SOURCE EXTRACT:
For whosoever shalt call upon the Name of the Lord shall be saved.

I HAVE frequently observed to you that when Men are resolved to retain their Sins, and go on in their evil Practices; and yet not to cast away all Hopes of future Happiness; they are ready to lay hold on my obscure, or mistaken, Text of the New Testament: and to draw it to their own Purpose; Without considering the Purpose of the Writer, or laying the whole Tenour of the Gospel together. One of this sort of Passages, relating to Faith, I considered in my last Discourse; and endeavoured to shew that no Encouragement could be designed in it for any to rely on a bare Belief of the Gospel, without the bringing forth those good Fruits, and practising those Moral Duties, which the Gospel it self recommends.

ANOTHER of the like sort, is That which I have now read to you; which some Men of weak Understandings, or strong Passions, may be apt to separate from the rest of this Epistle, and consider it so much by it self, as to imagine that it was the Apostle’s Design in it to make the Calling upon the Name of God, or of our Lord Jesus Christ, the whole of the Gospel-Covenant; and to affix Salvation to the mere outward joining in the public Acts of Christian Profession, and Worship. This is a very great Error: and must prove at last a very fatal Mistake. And tho’ it be indeed such a Mistake as one would think no one who considers the Nature of God, or all his Declarations in the Gospel, could permit himself to be guilty of; yet we find by Experience that many professed Christians do at least seek for Ease this way; and find as much as any such poor Pretence can give to the Conscience of such a Creature as Man is.

IT cannot therefore be accounted unnecessary or improper; to consider the Case of such professed Christians as allow themselves in the Commission of known Sins: and yet receive Comfort, and entertain Hopes of future Happiness, from their devout, and repeated Performance of some outward Acts of Christian Profession, and Worship. They know that they continue in the Practice of Sin. But because they feel a Warmth of what they imagine to be Devotion in the Worship of God; because they frequent the public Prayers, or Sacrament of the Lord’s Supper; because they hear his Word with some Attention and Zeal; upon such Accounts as these, they hope for his Favour at last, and perceive some Satisfaction and Rest in that Hope for the present: imagining, perhaps, that St. Paul is on their side, and hath given it as his Judgment, that whosoever should call upon the Name of the Lord, as they do, should be saved.

ONLY, before I some to speak particularly to the Case of such Christians, I must give you a true Account of St. Paul’s Design in this part of this Epistle; which will at the same time lead you to the true meaning of the Words of the Text: viz. that He is here disputing against Two Errors of the Jews. The one is, their seeking Justification by the Law of Moses; and rejecting the Faith of Jesus Christ, and the Gospel preached to them as the only Method of Justification: and the other is, their imagining that the Messiah, whom they had been taught to expect, was to be of Benefit only to themselves; and that the Gentiles were to have no part in his Blessings. There two Errors, you may see, gave St. Paul no occasion of speaking particularly in this place of the Necessity which professed Christians lay under, to practise all Virtue; or any otherwise than in general Terms, of the Christian Faith, in Opposition to these Mistakes. It was enough for his Purpose to put them in mind that, according to the Law it self, they must seek for Justification in another Method, distinct from that of the Works of the Law of Moses; that this Justification had been declared by their own Prophets to be of such a nature, as that it must be effected by means of Faith; and that the same Prophets had enlarged the Bounds of the Kingdom of the Messiah, and had promised this Blessing to all true Believers wheresoever dispersed thro’ the World.

TO DO:
Extract the part of the sermon that starts with "For whosoever shalt" and goes on through "it self recommends.". The material that comes after the sermon has no connection to it.

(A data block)
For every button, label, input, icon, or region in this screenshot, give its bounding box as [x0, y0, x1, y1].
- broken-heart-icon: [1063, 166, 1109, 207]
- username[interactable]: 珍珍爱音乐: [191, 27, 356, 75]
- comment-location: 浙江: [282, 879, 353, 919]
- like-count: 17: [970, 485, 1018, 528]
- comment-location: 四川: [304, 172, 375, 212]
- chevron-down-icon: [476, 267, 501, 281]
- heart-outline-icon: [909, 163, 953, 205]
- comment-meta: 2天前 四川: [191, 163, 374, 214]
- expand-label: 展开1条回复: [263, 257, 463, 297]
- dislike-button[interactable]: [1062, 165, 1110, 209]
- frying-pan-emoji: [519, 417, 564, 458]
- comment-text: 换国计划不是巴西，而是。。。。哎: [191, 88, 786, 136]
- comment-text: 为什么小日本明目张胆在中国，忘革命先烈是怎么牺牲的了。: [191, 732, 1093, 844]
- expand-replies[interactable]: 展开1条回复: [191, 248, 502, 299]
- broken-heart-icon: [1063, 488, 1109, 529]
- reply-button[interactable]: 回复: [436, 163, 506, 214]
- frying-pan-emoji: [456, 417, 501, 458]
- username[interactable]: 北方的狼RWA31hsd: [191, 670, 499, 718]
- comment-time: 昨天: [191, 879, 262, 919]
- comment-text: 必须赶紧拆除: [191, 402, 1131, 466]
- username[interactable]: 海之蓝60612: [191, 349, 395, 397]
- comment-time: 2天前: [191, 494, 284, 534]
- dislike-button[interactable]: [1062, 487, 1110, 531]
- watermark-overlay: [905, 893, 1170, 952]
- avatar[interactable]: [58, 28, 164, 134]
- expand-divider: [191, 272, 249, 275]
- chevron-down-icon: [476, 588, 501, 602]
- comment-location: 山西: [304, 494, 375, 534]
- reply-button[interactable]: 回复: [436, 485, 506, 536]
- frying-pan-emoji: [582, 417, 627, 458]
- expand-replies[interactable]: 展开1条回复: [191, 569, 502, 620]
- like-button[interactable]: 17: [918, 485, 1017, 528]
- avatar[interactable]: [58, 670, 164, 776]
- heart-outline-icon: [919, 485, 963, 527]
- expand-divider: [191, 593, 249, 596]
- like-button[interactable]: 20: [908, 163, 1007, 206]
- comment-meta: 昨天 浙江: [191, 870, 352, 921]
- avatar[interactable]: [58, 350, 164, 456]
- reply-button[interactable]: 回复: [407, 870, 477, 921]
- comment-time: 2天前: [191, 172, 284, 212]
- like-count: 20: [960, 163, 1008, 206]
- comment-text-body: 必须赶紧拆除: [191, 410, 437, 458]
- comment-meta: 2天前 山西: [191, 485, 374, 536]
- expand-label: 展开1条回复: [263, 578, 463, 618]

OUTPUT FOR THIS TASK:
For whosoever shalt call upon the Name of the Lord shall be saved.

I HAVE frequently observed to you that when Men are resolved to retain their Sins, and go on in their evil Practices; and yet not to cast away all Hopes of future Happiness; they are ready to lay hold on my obscure, or mistaken, Text of the New Testament: and to draw it to their own Purpose; Without considering the Purpose of the Writer, or laying the whole Tenour of the Gospel together. One of this sort of Passages, relating to Faith, I considered in my last Discourse; and endeavoured to shew that no Encouragement could be designed in it for any to rely on a bare Belief of the Gospel, without the bringing forth those good Fruits, and practising those Moral Duties, which the Gospel it self recommends.